▸ TO DO
Render every entry verbatim.

+++ SOURCE DATA +++

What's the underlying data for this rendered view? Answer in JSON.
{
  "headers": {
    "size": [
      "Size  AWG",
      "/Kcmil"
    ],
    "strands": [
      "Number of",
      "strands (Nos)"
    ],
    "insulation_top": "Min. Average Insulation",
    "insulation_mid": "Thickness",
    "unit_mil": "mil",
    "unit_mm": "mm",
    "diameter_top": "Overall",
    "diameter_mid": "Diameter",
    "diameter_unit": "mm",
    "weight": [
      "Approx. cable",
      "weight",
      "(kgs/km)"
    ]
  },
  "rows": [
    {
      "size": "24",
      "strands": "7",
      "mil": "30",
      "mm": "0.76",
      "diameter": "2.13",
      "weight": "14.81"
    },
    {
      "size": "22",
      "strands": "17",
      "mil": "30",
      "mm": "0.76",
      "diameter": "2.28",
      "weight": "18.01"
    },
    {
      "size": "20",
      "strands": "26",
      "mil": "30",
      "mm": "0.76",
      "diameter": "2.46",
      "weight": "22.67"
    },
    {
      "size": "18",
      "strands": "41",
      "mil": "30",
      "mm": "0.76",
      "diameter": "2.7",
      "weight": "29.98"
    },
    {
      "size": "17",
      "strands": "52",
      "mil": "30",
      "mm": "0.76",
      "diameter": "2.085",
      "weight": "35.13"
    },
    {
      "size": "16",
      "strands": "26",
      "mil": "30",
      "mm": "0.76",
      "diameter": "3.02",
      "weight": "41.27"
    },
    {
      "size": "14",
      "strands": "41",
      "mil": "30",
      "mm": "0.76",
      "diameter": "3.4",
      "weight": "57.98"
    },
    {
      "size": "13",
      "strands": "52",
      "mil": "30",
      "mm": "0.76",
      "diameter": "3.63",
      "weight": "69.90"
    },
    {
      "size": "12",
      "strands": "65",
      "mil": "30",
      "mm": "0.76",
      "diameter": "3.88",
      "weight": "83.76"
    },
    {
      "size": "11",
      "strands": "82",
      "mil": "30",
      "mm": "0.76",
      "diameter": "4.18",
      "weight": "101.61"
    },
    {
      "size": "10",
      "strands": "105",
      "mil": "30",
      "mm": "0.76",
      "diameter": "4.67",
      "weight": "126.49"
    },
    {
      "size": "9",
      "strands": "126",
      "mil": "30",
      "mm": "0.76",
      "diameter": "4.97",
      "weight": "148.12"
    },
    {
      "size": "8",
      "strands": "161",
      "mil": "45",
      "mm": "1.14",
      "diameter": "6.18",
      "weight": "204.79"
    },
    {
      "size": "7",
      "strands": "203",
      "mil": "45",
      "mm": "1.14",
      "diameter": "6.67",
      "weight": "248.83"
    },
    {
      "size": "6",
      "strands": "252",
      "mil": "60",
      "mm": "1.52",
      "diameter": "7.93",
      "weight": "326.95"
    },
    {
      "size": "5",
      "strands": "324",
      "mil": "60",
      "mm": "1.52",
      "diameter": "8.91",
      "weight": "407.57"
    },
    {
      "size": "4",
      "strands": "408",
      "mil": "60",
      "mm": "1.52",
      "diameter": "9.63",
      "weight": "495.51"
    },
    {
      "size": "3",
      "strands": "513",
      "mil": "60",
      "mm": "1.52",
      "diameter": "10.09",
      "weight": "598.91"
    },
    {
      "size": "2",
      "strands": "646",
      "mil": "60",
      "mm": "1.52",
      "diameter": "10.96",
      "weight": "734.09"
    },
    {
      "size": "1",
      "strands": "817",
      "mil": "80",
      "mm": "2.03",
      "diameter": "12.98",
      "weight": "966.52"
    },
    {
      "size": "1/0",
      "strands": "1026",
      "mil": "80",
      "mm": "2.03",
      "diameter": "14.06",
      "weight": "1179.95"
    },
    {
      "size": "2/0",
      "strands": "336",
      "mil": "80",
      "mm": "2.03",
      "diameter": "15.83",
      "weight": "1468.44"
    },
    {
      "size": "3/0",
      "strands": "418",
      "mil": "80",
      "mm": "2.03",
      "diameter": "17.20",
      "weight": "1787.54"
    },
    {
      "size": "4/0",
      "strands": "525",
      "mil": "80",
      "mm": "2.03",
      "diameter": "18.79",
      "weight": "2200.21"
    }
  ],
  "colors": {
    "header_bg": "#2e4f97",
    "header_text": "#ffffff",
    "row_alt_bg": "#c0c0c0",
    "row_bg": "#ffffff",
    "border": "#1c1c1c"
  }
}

+++

▸ FULL SOLUTION
What's the underlying data for this rendered view? Answer in JSON.
{
  "headers": {
    "size": [
      "Size  AWG",
      "/Kcmil"
    ],
    "strands": [
      "Number of",
      "strands (Nos)"
    ],
    "insulation_top": "Min. Average Insulation",
    "insulation_mid": "Thickness",
    "unit_mil": "mil",
    "unit_mm": "mm",
    "diameter_top": "Overall",
    "diameter_mid": "Diameter",
    "diameter_unit": "mm",
    "weight": [
      "Approx. cable",
      "weight",
      "(kgs/km)"
    ]
  },
  "rows": [
    {
      "size": "24",
      "strands": "7",
      "mil": "30",
      "mm": "0.76",
      "diameter": "2.13",
      "weight": "14.81"
    },
    {
      "size": "22",
      "strands": "17",
      "mil": "30",
      "mm": "0.76",
      "diameter": "2.28",
      "weight": "18.01"
    },
    {
      "size": "20",
      "strands": "26",
      "mil": "30",
      "mm": "0.76",
      "diameter": "2.46",
      "weight": "22.67"
    },
    {
      "size": "18",
      "strands": "41",
      "mil": "30",
      "mm": "0.76",
      "diameter": "2.7",
      "weight": "29.98"
    },
    {
      "size": "17",
      "strands": "52",
      "mil": "30",
      "mm": "0.76",
      "diameter": "2.085",
      "weight": "35.13"
    },
    {
      "size": "16",
      "strands": "26",
      "mil": "30",
      "mm": "0.76",
      "diameter": "3.02",
      "weight": "41.27"
    },
    {
      "size": "14",
      "strands": "41",
      "mil": "30",
      "mm": "0.76",
      "diameter": "3.4",
      "weight": "57.98"
    },
    {
      "size": "13",
      "strands": "52",
      "mil": "30",
      "mm": "0.76",
      "diameter": "3.63",
      "weight": "69.90"
    },
    {
      "size": "12",
      "strands": "65",
      "mil": "30",
      "mm": "0.76",
      "diameter": "3.88",
      "weight": "83.76"
    },
    {
      "size": "11",
      "strands": "82",
      "mil": "30",
      "mm": "0.76",
      "diameter": "4.18",
      "weight": "101.61"
    },
    {
      "size": "10",
      "strands": "105",
      "mil": "30",
      "mm": "0.76",
      "diameter": "4.67",
      "weight": "126.49"
    },
    {
      "size": "9",
      "strands": "126",
      "mil": "30",
      "mm": "0.76",
      "diameter": "4.97",
      "weight": "148.12"
    },
    {
      "size": "8",
      "strands": "161",
      "mil": "45",
      "mm": "1.14",
      "diameter": "6.18",
      "weight": "204.79"
    },
    {
      "size": "7",
      "strands": "203",
      "mil": "45",
      "mm": "1.14",
      "diameter": "6.67",
      "weight": "248.83"
    },
    {
      "size": "6",
      "strands": "252",
      "mil": "60",
      "mm": "1.52",
      "diameter": "7.93",
      "weight": "326.95"
    },
    {
      "size": "5",
      "strands": "324",
      "mil": "60",
      "mm": "1.52",
      "diameter": "8.91",
      "weight": "407.57"
    },
    {
      "size": "4",
      "strands": "408",
      "mil": "60",
      "mm": "1.52",
      "diameter": "9.63",
      "weight": "495.51"
    },
    {
      "size": "3",
      "strands": "513",
      "mil": "60",
      "mm": "1.52",
      "diameter": "10.09",
      "weight": "598.91"
    },
    {
      "size": "2",
      "strands": "646",
      "mil": "60",
      "mm": "1.52",
      "diameter": "10.96",
      "weight": "734.09"
    },
    {
      "size": "1",
      "strands": "817",
      "mil": "80",
      "mm": "2.03",
      "diameter": "12.98",
      "weight": "966.52"
    },
    {
      "size": "1/0",
      "strands": "1026",
      "mil": "80",
      "mm": "2.03",
      "diameter": "14.06",
      "weight": "1179.95"
    },
    {
      "size": "2/0",
      "strands": "336",
      "mil": "80",
      "mm": "2.03",
      "diameter": "15.83",
      "weight": "1468.44"
    },
    {
      "size": "3/0",
      "strands": "418",
      "mil": "80",
      "mm": "2.03",
      "diameter": "17.20",
      "weight": "1787.54"
    },
    {
      "size": "4/0",
      "strands": "525",
      "mil": "80",
      "mm": "2.03",
      "diameter": "18.79",
      "weight": "2200.21"
    }
  ],
  "colors": {
    "header_bg": "#2e4f97",
    "header_text": "#ffffff",
    "row_alt_bg": "#c0c0c0",
    "row_bg": "#ffffff",
    "border": "#1c1c1c"
  }
}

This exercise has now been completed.